• **What you are asked to do**: Please list all lines of the material below in which the string "title" occurs.
>> begin The input
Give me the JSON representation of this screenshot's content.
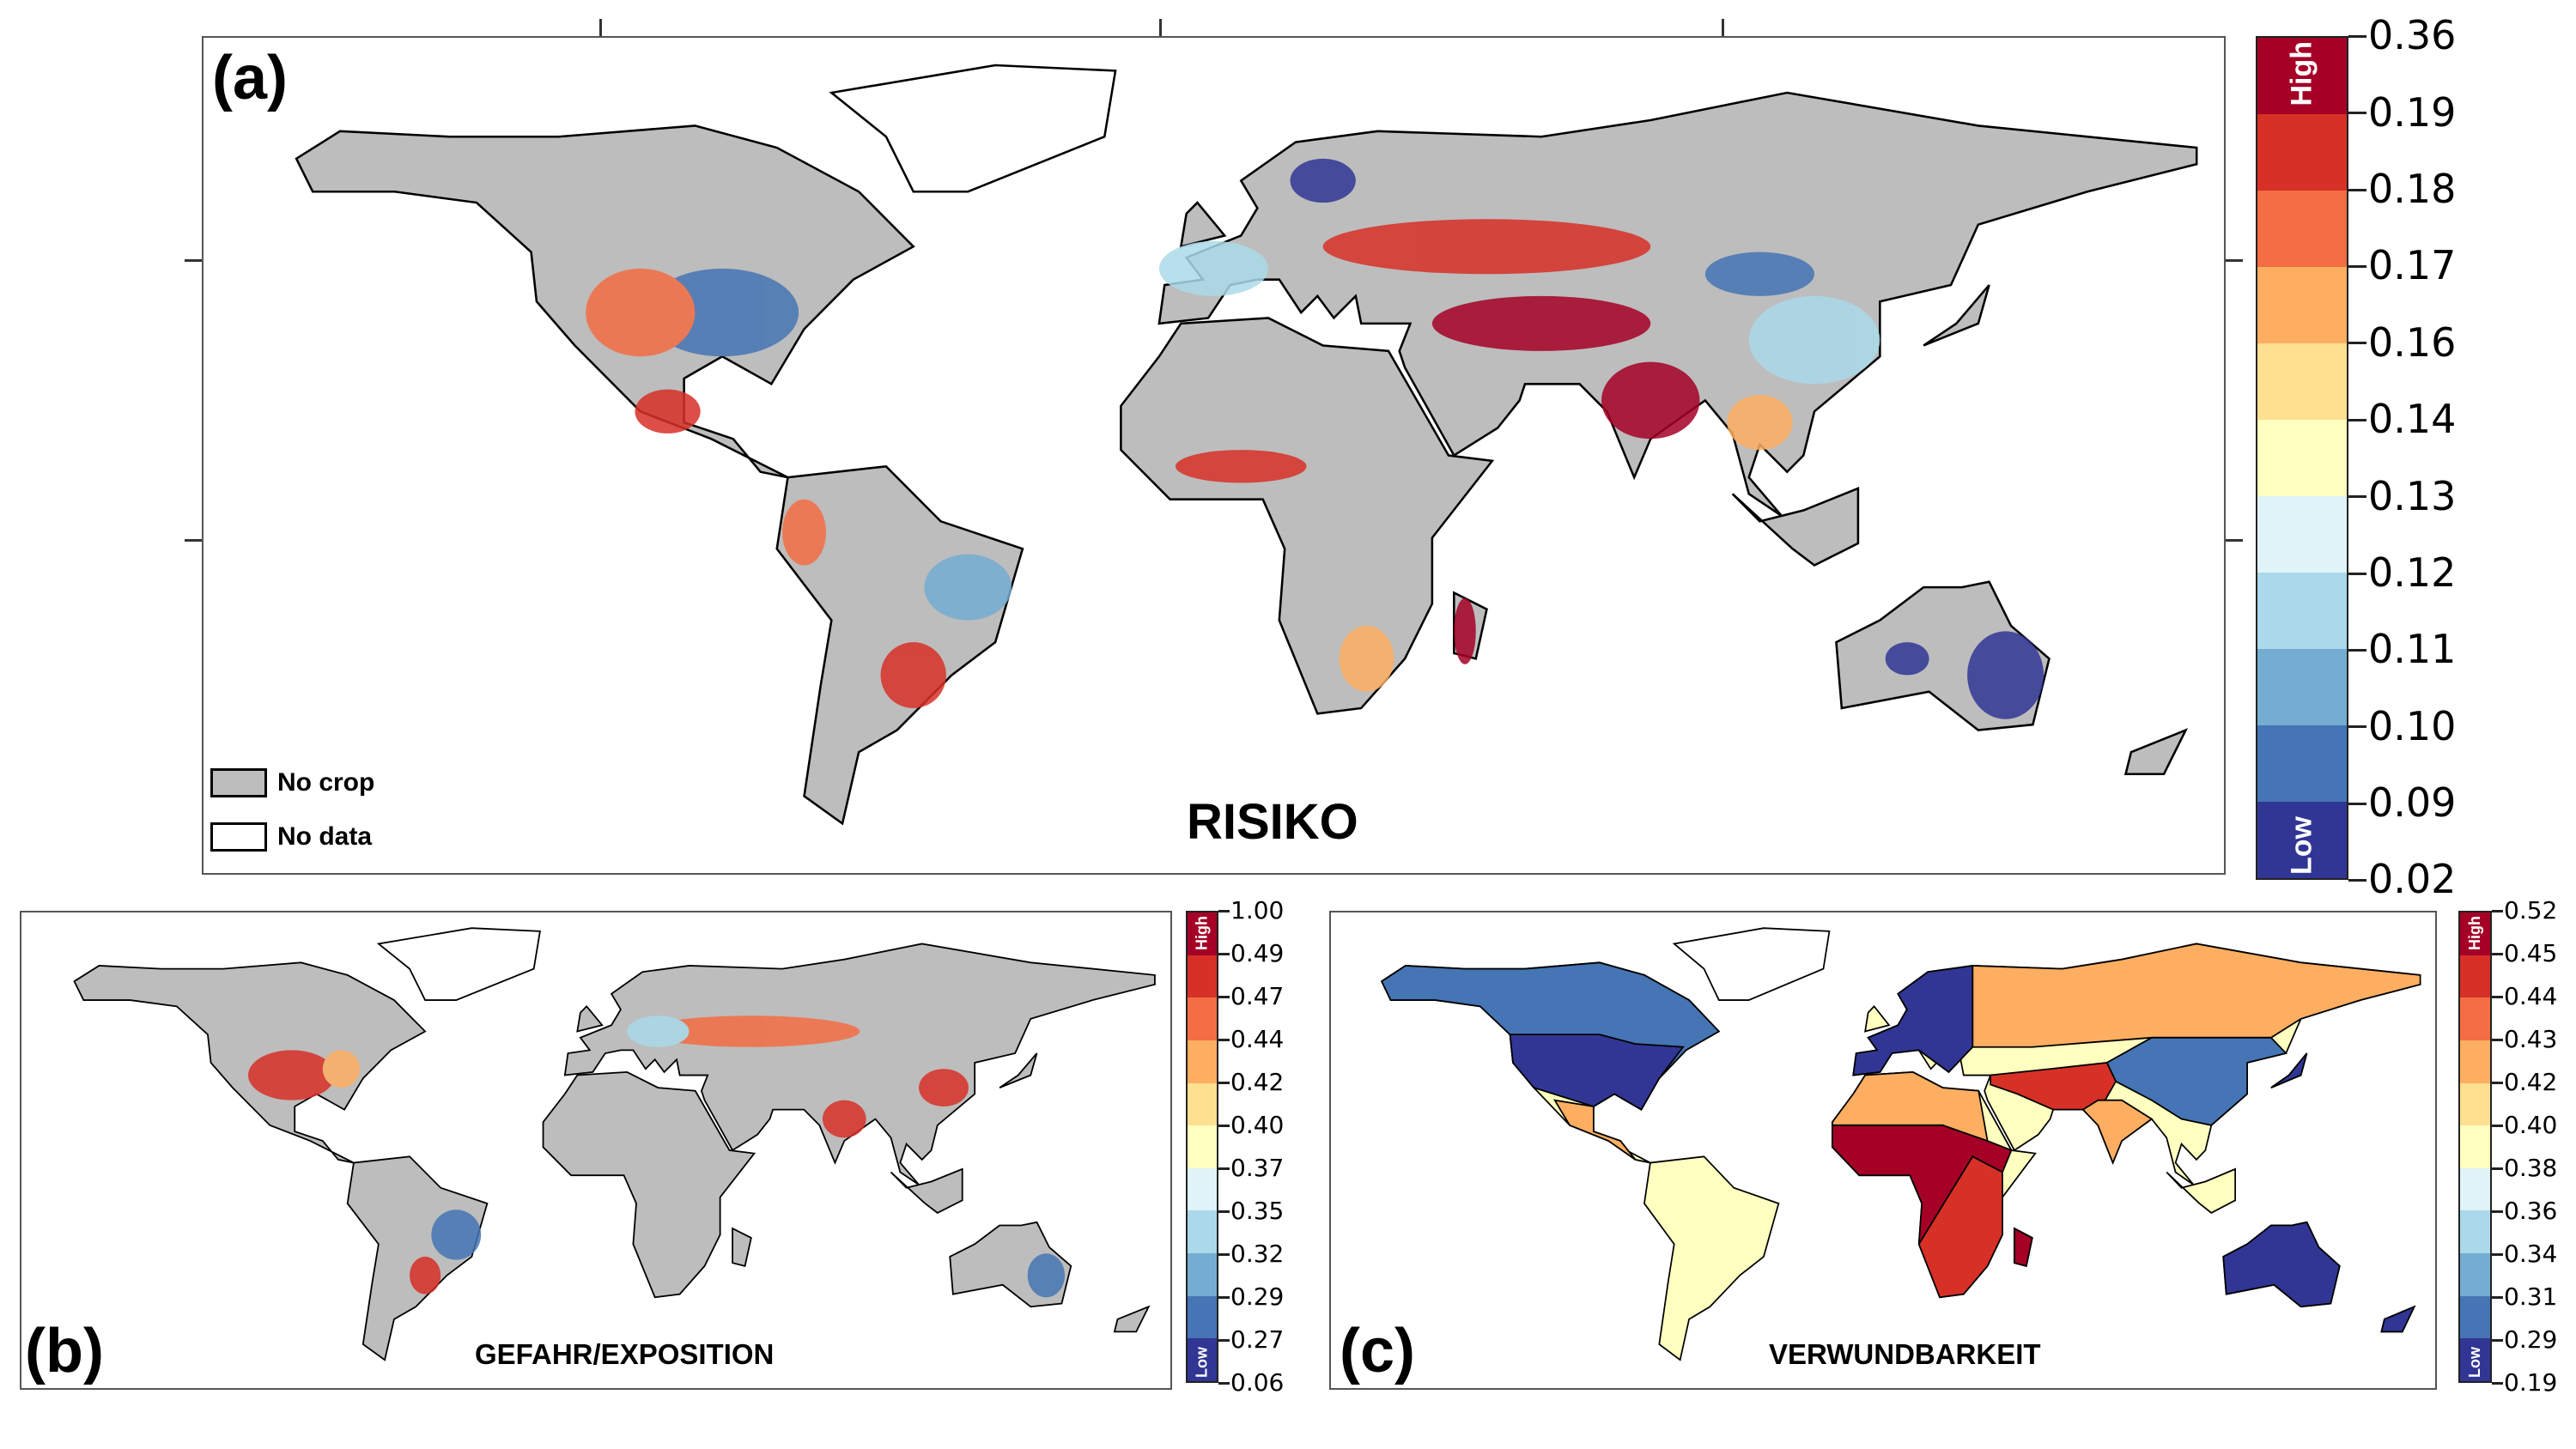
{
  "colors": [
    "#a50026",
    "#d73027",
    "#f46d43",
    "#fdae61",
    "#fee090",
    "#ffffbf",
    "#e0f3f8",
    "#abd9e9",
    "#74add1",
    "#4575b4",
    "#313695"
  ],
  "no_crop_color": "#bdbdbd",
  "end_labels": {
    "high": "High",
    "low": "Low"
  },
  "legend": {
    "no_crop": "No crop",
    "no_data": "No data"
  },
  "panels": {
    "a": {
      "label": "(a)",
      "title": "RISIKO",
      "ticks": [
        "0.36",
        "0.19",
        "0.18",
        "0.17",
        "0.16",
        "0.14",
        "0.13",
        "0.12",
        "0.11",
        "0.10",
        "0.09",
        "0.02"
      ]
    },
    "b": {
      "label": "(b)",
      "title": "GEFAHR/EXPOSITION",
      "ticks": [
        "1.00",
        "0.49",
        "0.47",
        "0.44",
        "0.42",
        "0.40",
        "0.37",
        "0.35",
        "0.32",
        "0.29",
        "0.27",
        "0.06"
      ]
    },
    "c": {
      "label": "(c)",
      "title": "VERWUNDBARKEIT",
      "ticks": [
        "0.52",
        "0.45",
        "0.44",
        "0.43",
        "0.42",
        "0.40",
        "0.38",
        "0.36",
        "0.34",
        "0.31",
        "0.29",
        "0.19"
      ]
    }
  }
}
>> end The input
• **The output**:
      "title": "RISIKO",
      "title": "GEFAHR/EXPOSITION",
      "title": "VERWUNDBARKEIT",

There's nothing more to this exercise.